PROBLEM ->
Extract all of the entries and give them again, word for word.

[Dataset items]

☆ ☆ ☆

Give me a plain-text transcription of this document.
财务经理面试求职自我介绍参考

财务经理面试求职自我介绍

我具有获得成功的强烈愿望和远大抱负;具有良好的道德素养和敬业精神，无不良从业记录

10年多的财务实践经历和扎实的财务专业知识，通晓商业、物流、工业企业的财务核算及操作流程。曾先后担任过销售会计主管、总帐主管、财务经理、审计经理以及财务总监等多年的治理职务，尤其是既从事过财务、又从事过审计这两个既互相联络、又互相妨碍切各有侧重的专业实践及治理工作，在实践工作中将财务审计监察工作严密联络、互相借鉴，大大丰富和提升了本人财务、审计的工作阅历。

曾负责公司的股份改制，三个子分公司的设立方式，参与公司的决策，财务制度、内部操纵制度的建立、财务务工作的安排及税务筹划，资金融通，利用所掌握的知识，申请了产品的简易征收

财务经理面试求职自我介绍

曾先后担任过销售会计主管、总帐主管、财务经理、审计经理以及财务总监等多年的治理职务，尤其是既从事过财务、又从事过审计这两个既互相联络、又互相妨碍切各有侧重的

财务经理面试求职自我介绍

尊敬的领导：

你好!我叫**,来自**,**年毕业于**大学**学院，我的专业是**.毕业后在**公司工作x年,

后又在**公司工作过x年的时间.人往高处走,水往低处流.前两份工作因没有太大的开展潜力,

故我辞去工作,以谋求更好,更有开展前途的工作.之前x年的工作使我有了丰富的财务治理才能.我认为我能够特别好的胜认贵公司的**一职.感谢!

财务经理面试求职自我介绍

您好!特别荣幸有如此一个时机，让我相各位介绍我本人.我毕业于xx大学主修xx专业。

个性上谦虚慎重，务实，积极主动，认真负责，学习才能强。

☆ ☆ ☆

RESPONSE ->
Give me a plain-text transcription of this document.
财务经理面试求职自我介绍参考

财务经理面试求职自我介绍

我具有获得成功的强烈愿望和远大抱负;具有良好的道德素养和敬业精神，无不良从业记录

10年多的财务实践经历和扎实的财务专业知识，通晓商业、物流、工业企业的财务核算及操作流程。曾先后担任过销售会计主管、总帐主管、财务经理、审计经理以及财务总监等多年的治理职务，尤其是既从事过财务、又从事过审计这两个既互相联络、又互相妨碍切各有侧重的专业实践及治理工作，在实践工作中将财务审计监察工作严密联络、互相借鉴，大大丰富和提升了本人财务、审计的工作阅历。

曾负责公司的股份改制，三个子分公司的设立方式，参与公司的决策，财务制度、内部操纵制度的建立、财务务工作的安排及税务筹划，资金融通，利用所掌握的知识，申请了产品的简易征收

财务经理面试求职自我介绍

曾先后担任过销售会计主管、总帐主管、财务经理、审计经理以及财务总监等多年的治理职务，尤其是既从事过财务、又从事过审计这两个既互相联络、又互相妨碍切各有侧重的

财务经理面试求职自我介绍

尊敬的领导：

你好!我叫**,来自**,**年毕业于**大学**学院，我的专业是**.毕业后在**公司工作x年,

后又在**公司工作过x年的时间.人往高处走,水往低处流.前两份工作因没有太大的开展潜力,

故我辞去工作,以谋求更好,更有开展前途的工作.之前x年的工作使我有了丰富的财务治理才能.我认为我能够特别好的胜认贵公司的**一职.感谢!

财务经理面试求职自我介绍

您好!特别荣幸有如此一个时机，让我相各位介绍我本人.我毕业于xx大学主修xx专业。

个性上谦虚慎重，务实，积极主动，认真负责，学习才能强。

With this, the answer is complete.